What to work on:
Reproduce all of the records exactly.

Exercise input:
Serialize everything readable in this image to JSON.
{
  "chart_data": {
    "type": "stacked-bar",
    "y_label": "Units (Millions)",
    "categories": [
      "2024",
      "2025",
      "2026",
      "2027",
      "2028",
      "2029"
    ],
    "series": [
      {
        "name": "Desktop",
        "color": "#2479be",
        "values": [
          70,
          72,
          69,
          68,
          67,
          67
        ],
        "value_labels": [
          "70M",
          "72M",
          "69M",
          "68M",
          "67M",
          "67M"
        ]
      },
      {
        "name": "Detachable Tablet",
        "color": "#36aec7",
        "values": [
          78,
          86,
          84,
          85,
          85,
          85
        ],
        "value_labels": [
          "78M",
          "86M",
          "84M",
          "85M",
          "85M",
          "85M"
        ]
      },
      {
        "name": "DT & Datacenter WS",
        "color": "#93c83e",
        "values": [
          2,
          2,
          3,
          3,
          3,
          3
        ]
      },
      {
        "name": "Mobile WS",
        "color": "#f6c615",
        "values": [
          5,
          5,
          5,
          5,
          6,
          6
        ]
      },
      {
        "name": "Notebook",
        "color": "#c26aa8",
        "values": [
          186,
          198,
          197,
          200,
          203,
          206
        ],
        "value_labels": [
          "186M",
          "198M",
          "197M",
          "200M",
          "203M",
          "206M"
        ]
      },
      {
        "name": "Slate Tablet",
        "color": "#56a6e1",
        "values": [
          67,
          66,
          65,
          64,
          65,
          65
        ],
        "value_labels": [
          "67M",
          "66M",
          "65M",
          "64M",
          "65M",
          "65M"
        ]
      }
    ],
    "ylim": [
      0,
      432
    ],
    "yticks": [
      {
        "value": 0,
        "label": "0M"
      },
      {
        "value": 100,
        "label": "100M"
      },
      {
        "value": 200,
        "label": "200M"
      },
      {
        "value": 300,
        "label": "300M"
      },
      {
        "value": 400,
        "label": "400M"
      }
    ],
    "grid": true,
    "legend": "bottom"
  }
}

Written response:
Serialize everything readable in this image to JSON.
{
  "chart_data": {
    "type": "stacked-bar",
    "y_label": "Units (Millions)",
    "categories": [
      "2024",
      "2025",
      "2026",
      "2027",
      "2028",
      "2029"
    ],
    "series": [
      {
        "name": "Desktop",
        "color": "#2479be",
        "values": [
          70,
          72,
          69,
          68,
          67,
          67
        ],
        "value_labels": [
          "70M",
          "72M",
          "69M",
          "68M",
          "67M",
          "67M"
        ]
      },
      {
        "name": "Detachable Tablet",
        "color": "#36aec7",
        "values": [
          78,
          86,
          84,
          85,
          85,
          85
        ],
        "value_labels": [
          "78M",
          "86M",
          "84M",
          "85M",
          "85M",
          "85M"
        ]
      },
      {
        "name": "DT & Datacenter WS",
        "color": "#93c83e",
        "values": [
          2,
          2,
          3,
          3,
          3,
          3
        ]
      },
      {
        "name": "Mobile WS",
        "color": "#f6c615",
        "values": [
          5,
          5,
          5,
          5,
          6,
          6
        ]
      },
      {
        "name": "Notebook",
        "color": "#c26aa8",
        "values": [
          186,
          198,
          197,
          200,
          203,
          206
        ],
        "value_labels": [
          "186M",
          "198M",
          "197M",
          "200M",
          "203M",
          "206M"
        ]
      },
      {
        "name": "Slate Tablet",
        "color": "#56a6e1",
        "values": [
          67,
          66,
          65,
          64,
          65,
          65
        ],
        "value_labels": [
          "67M",
          "66M",
          "65M",
          "64M",
          "65M",
          "65M"
        ]
      }
    ],
    "ylim": [
      0,
      432
    ],
    "yticks": [
      {
        "value": 0,
        "label": "0M"
      },
      {
        "value": 100,
        "label": "100M"
      },
      {
        "value": 200,
        "label": "200M"
      },
      {
        "value": 300,
        "label": "300M"
      },
      {
        "value": 400,
        "label": "400M"
      }
    ],
    "grid": true,
    "legend": "bottom"
  }
}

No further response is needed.